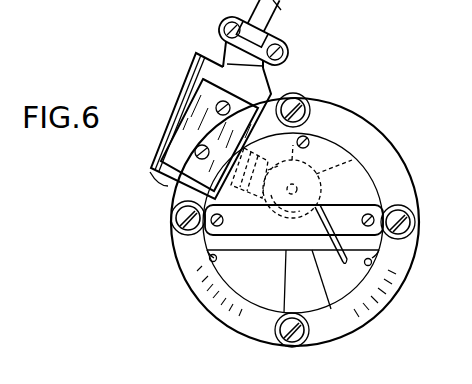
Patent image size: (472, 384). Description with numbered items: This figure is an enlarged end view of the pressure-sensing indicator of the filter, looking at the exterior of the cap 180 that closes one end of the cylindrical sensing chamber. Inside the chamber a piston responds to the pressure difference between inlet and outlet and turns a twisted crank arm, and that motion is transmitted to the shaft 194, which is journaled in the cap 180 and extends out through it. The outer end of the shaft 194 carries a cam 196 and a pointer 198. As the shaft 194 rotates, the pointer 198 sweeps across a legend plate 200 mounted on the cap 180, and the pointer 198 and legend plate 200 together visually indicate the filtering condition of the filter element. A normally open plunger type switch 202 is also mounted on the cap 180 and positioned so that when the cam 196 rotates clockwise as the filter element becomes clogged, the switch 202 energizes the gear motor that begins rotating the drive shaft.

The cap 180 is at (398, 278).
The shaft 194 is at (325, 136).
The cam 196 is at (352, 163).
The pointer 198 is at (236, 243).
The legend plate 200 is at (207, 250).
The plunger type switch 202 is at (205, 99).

━━━━━━━━━━━━━━━━━━━━

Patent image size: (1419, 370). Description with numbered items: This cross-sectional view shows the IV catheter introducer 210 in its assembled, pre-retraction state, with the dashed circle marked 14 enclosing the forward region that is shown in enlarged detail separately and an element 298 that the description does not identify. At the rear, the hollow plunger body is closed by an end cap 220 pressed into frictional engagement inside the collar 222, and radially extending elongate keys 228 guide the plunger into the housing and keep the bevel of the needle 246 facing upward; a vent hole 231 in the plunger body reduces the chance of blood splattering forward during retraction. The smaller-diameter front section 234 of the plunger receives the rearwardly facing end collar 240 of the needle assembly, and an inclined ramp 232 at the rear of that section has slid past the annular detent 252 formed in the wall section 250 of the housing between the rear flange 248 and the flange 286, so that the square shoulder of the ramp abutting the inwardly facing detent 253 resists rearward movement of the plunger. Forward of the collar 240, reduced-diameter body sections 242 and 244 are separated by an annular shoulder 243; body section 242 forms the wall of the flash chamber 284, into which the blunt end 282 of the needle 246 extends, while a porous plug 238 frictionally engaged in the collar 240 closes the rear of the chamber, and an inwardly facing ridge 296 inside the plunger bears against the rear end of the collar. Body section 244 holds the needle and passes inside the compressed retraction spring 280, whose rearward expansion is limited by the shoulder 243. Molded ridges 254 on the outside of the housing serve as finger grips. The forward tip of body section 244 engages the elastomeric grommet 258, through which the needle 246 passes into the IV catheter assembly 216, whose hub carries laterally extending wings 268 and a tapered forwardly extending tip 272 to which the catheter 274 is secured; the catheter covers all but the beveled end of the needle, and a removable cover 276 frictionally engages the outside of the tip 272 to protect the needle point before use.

━━━━━━━━━━━━━━━━━━━━

Please rewrite the listing from the line with "Patent image size: (472, 384)." up to and including the line with "The plunger type switch 202 is at (205, 99).", swapping "pressure-sensing indicator" for "pressure gauge" and leaving everything else unchanged.

- _Answer to the task_
Patent image size: (472, 384). Description with numbered items: This figure is an enlarged end view of the pressure gauge of the filter, looking at the exterior of the cap 180 that closes one end of the cylindrical sensing chamber. Inside the chamber a piston responds to the pressure difference between inlet and outlet and turns a twisted crank arm, and that motion is transmitted to the shaft 194, which is journaled in the cap 180 and extends out through it. The outer end of the shaft 194 carries a cam 196 and a pointer 198. As the shaft 194 rotates, the pointer 198 sweeps across a legend plate 200 mounted on the cap 180, and the pointer 198 and legend plate 200 together visually indicate the filtering condition of the filter element. A normally open plunger type switch 202 is also mounted on the cap 180 and positioned so that when the cam 196 rotates clockwise as the filter element becomes clogged, the switch 202 energizes the gear motor that begins rotating the drive shaft.

The cap 180 is at (398, 278).
The shaft 194 is at (325, 136).
The cam 196 is at (352, 163).
The pointer 198 is at (236, 243).
The legend plate 200 is at (207, 250).
The plunger type switch 202 is at (205, 99).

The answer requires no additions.